- YOUR GOAL
Give the material once more, word for word, without any images.

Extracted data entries

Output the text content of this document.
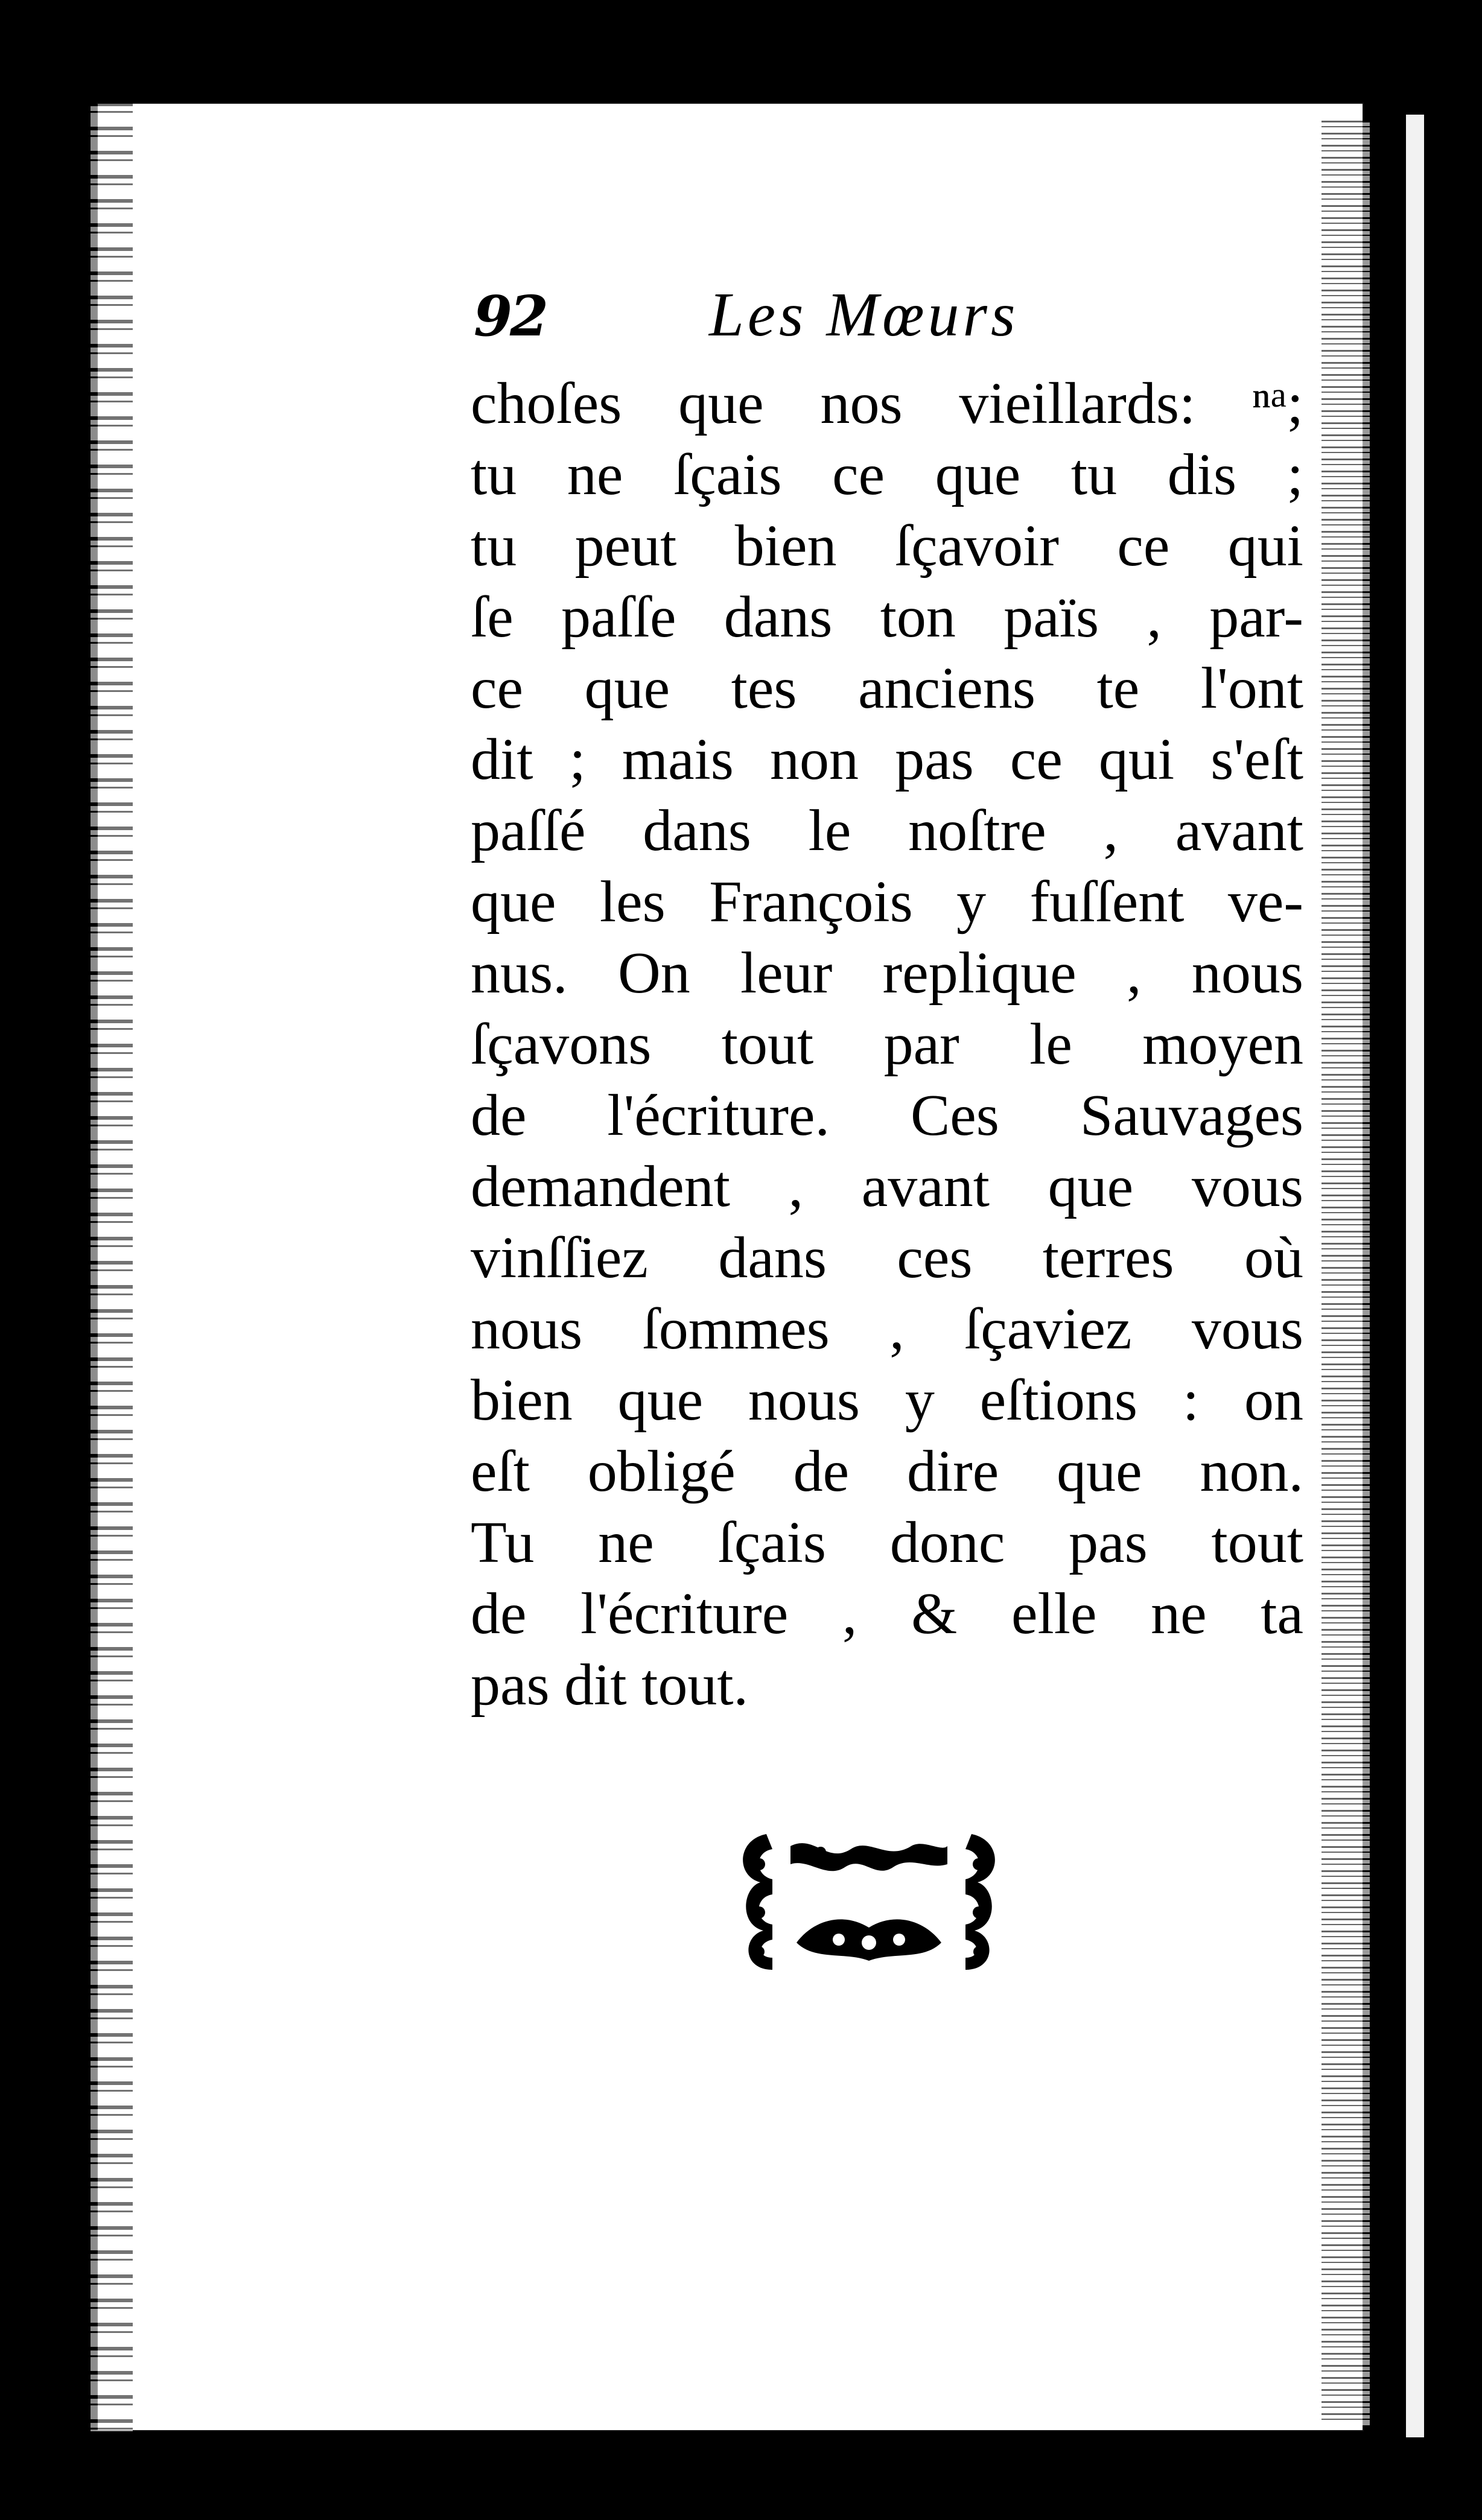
92	Les Mœurs
choſes que nos vieillards: ⁿᵃ;
tu ne ſçais ce que tu dis ;
tu peut bien ſçavoir ce qui
ſe paſſe dans ton païs , par-
ce que tes anciens te l'ont
dit ; mais non pas ce qui s'eſt
paſſé dans le noſtre , avant
que les François y fuſſent ve-
nus. On leur replique , nous
ſçavons tout par le moyen
de l'écriture. Ces Sauvages
demandent , avant que vous
vinſſiez dans ces terres où
nous ſommes , ſçaviez vous
bien que nous y eſtions : on
eſt obligé de dire que non.
Tu ne ſçais donc pas tout
de l'écriture , & elle ne ta
pas dit tout.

- EXERCISE SOLUTION
Output the text content of this document.
92	Les Mœurs
choſes que nos vieillards: ⁿᵃ;
tu ne ſçais ce que tu dis ;
tu peut bien ſçavoir ce qui
ſe paſſe dans ton païs , par-
ce que tes anciens te l'ont
dit ; mais non pas ce qui s'eſt
paſſé dans le noſtre , avant
que les François y fuſſent ve-
nus. On leur replique , nous
ſçavons tout par le moyen
de l'écriture. Ces Sauvages
demandent , avant que vous
vinſſiez dans ces terres où
nous ſommes , ſçaviez vous
bien que nous y eſtions : on
eſt obligé de dire que non.
Tu ne ſçais donc pas tout
de l'écriture , & elle ne ta
pas dit tout.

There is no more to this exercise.